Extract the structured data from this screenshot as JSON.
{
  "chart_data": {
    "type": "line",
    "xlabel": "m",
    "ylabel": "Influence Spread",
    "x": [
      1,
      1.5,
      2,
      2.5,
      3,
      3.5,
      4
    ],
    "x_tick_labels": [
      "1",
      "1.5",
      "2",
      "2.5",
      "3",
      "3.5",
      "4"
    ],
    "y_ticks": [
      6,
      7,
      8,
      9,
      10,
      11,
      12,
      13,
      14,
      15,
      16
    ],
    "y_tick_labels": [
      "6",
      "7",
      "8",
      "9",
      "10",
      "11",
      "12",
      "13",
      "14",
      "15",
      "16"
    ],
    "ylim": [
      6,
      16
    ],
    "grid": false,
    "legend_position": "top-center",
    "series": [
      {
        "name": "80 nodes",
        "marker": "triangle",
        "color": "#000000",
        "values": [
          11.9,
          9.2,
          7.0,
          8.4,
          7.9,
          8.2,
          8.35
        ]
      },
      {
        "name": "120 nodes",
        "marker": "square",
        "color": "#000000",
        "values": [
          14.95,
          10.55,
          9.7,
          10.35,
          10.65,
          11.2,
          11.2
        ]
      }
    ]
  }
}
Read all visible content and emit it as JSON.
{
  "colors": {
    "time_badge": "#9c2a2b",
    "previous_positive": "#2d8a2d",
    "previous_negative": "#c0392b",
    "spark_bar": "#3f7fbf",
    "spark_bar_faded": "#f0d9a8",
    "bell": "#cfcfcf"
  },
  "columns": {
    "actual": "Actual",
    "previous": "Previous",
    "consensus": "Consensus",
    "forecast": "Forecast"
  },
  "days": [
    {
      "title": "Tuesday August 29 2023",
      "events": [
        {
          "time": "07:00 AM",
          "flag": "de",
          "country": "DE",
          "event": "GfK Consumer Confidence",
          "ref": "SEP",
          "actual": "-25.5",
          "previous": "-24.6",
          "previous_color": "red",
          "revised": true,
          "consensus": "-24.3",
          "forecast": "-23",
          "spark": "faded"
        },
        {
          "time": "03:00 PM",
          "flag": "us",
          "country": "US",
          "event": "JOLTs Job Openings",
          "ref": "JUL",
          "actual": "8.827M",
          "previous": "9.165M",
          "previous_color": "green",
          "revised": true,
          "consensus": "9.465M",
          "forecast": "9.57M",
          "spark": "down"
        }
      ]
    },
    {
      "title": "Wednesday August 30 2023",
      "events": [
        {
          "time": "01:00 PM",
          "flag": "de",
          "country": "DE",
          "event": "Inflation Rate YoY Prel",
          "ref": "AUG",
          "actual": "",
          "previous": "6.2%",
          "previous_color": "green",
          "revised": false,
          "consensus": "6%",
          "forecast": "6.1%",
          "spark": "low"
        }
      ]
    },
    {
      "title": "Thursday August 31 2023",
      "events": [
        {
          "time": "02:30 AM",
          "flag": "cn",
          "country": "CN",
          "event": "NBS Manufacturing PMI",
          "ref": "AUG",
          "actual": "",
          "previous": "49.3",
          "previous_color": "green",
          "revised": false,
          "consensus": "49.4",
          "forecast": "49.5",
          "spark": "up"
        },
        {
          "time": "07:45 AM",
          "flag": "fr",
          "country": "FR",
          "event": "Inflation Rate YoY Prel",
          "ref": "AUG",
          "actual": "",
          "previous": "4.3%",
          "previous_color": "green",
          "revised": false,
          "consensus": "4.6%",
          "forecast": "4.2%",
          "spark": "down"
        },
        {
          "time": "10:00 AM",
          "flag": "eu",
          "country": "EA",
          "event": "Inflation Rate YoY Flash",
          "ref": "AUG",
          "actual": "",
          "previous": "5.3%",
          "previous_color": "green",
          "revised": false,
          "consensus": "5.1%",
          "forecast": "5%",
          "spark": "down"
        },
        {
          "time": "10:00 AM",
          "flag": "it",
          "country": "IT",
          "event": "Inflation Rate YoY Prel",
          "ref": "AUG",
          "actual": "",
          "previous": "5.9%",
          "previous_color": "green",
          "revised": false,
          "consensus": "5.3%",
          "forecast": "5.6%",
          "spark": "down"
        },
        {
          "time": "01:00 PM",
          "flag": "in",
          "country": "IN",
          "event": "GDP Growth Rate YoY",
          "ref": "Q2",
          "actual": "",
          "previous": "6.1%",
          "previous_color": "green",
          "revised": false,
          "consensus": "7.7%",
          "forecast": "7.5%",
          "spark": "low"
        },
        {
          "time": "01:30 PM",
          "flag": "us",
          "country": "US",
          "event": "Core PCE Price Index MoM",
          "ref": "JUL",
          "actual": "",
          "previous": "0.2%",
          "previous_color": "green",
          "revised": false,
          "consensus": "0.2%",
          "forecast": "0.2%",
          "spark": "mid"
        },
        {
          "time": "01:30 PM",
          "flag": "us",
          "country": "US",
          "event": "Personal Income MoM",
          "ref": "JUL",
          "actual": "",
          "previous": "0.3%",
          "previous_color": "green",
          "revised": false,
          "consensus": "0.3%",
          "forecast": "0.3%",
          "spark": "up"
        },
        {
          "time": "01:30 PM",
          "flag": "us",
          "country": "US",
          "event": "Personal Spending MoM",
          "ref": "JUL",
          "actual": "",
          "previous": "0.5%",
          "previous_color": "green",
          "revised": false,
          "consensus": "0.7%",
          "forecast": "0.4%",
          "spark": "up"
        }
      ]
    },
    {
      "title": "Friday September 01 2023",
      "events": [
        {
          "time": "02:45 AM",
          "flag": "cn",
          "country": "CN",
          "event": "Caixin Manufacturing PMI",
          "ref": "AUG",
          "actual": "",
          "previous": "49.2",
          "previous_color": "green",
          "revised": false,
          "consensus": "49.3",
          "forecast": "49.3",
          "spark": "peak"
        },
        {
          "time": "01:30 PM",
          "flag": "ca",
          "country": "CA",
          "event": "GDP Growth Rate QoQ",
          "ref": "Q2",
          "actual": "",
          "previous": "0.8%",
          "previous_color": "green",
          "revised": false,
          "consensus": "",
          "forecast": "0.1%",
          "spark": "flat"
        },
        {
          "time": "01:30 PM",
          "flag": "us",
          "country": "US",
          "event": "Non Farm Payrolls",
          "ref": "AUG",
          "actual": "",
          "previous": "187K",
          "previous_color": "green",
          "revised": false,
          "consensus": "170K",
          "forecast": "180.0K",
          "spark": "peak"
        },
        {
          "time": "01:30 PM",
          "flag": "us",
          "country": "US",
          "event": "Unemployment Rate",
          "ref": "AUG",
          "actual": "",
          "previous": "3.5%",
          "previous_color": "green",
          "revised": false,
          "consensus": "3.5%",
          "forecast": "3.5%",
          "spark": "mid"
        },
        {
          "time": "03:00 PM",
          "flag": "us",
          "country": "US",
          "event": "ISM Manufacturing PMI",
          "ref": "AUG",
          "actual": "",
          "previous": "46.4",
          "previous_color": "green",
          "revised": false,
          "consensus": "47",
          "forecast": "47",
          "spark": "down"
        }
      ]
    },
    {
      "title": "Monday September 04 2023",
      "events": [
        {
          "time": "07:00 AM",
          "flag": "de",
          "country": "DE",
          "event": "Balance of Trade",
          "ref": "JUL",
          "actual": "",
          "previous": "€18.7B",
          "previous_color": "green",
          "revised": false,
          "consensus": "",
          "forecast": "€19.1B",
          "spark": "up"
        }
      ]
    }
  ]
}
************
■ To do ■
Every line that holds the word "August" should be extracted.

■ The response ■
      "title": "Tuesday August 29 2023",
      "title": "Wednesday August 30 2023",
      "title": "Thursday August 31 2023",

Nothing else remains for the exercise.